*WHAT TO DO:* Can you update the stretch from the line containing "- note-text: rezultatele" through the line containing "157, 532, 184]" by putting "sample-details-block" in place of "sample-info-block", keeping everything else the same and giving back only those lines?

┌──

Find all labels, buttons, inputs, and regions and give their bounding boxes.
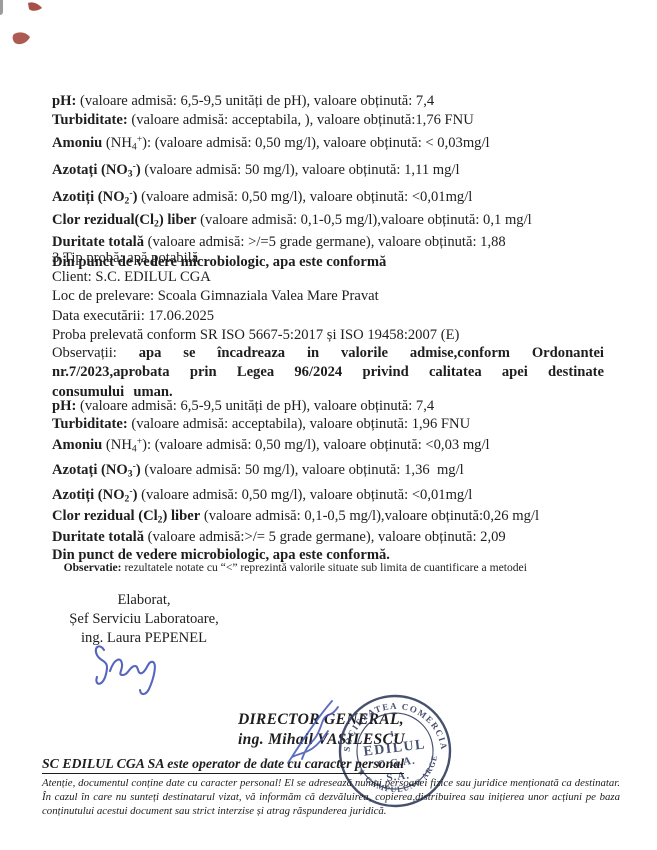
- note-text: rezultatele notate cu “<” reprezintă val…: [122, 561, 527, 574]
- data-operator-statement: SC EDILUL CGA SA este operator de date c…: [42, 756, 404, 774]
- signatory-role-1: Elaborat,: [62, 591, 226, 610]
- sample-info-block: 3.Tip probă: apă potabilăClient: S.C. ED…: [52, 249, 459, 345]
- text-line: Azotați (NO3-) (valoare admisă: 50 mg/l)…: [52, 157, 532, 184]
- text-line: Turbiditate: (valoare admisă: acceptabil…: [52, 111, 532, 130]
- results-block-1: pH: (valoare admisă: 6,5-9,5 unități de …: [52, 92, 532, 272]
- text-line: Azotiți (NO2-) (valoare admisă: 0,50 mg/…: [52, 184, 532, 211]
- text-line: Data executării: 17.06.2025: [52, 307, 459, 326]
- text-line: Loc de prelevare: Scoala Gimnaziala Vale…: [52, 287, 459, 306]
- scan-edge-artifact: [0, 0, 3, 15]
- water-analysis-report-page: pH: (valoare admisă: 6,5-9,5 unități de …: [0, 0, 657, 850]
- text-line: pH: (valoare admisă: 6,5-9,5 unități de …: [52, 92, 532, 111]
- handwritten-signature-icon: [88, 640, 180, 704]
- text-line: Turbiditate: (valoare admisă: acceptabil…: [52, 416, 539, 434]
- quantification-note: Observatie: rezultatele notate cu “<” re…: [52, 548, 527, 587]
- text-line: Clor rezidual (Cl2) liber (valoare admis…: [52, 508, 539, 529]
- signatory-role-2: Șef Serviciu Laboratoare,: [62, 610, 226, 629]
- observations-paragraph: Observații: apa se încadreaza in valoril…: [52, 344, 604, 402]
- note-label: Observatie:: [64, 561, 122, 574]
- text-line: Clor rezidual(Cl2) liber (valoare admisă…: [52, 211, 532, 234]
- results-block-2: pH: (valoare admisă: 6,5-9,5 unități de …: [52, 398, 539, 564]
- confidentiality-disclaimer: Atenție, documentul conține date cu cara…: [42, 776, 620, 819]
- observations-label: Observații:: [52, 345, 139, 361]
- text-line: Azotați (NO3-) (valoare admisă: 50 mg/l)…: [52, 458, 539, 483]
- text-line: 3.Tip probă: apă potabilă: [52, 249, 459, 268]
- text-line: Amoniu (NH4+): (valoare admisă: 0,50 mg/…: [52, 130, 532, 157]
- text-line: Client: S.C. EDILUL CGA: [52, 268, 459, 287]
- text-line: Azotiți (NO2-) (valoare admisă: 0,50 mg/…: [52, 483, 539, 508]
- text-line: Proba prelevată conform SR ISO 5667-5:20…: [52, 326, 459, 345]
- red-pen-marks: [6, 0, 56, 58]
- text-line: Duritate totală (valoare admisă:>/= 5 gr…: [52, 529, 539, 547]
- text-line: pH: (valoare admisă: 6,5-9,5 unități de …: [52, 398, 539, 416]
- text-line: Amoniu (NH4+): (valoare admisă: 0,50 mg/…: [52, 433, 539, 458]
- stamp-center-number: 1.: [389, 729, 396, 739]
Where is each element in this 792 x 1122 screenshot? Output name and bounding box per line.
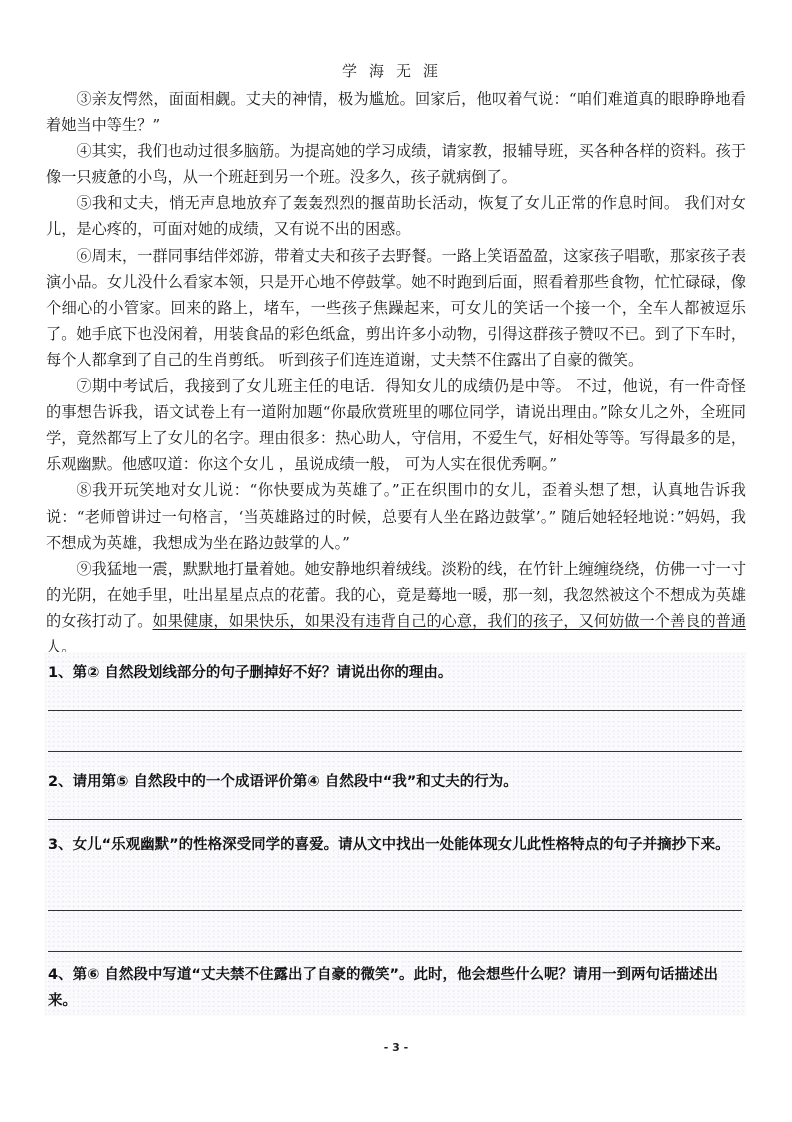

└──

*EXERCISE RESPONSE:*
- note-text: rezultatele notate cu “<” reprezintă val…: [122, 561, 527, 574]
- data-operator-statement: SC EDILUL CGA SA este operator de date c…: [42, 756, 404, 774]
- signatory-role-1: Elaborat,: [62, 591, 226, 610]
- sample-details-block: 3.Tip probă: apă potabilăClient: S.C. ED…: [52, 249, 459, 345]
- text-line: Azotați (NO3-) (valoare admisă: 50 mg/l)…: [52, 157, 532, 184]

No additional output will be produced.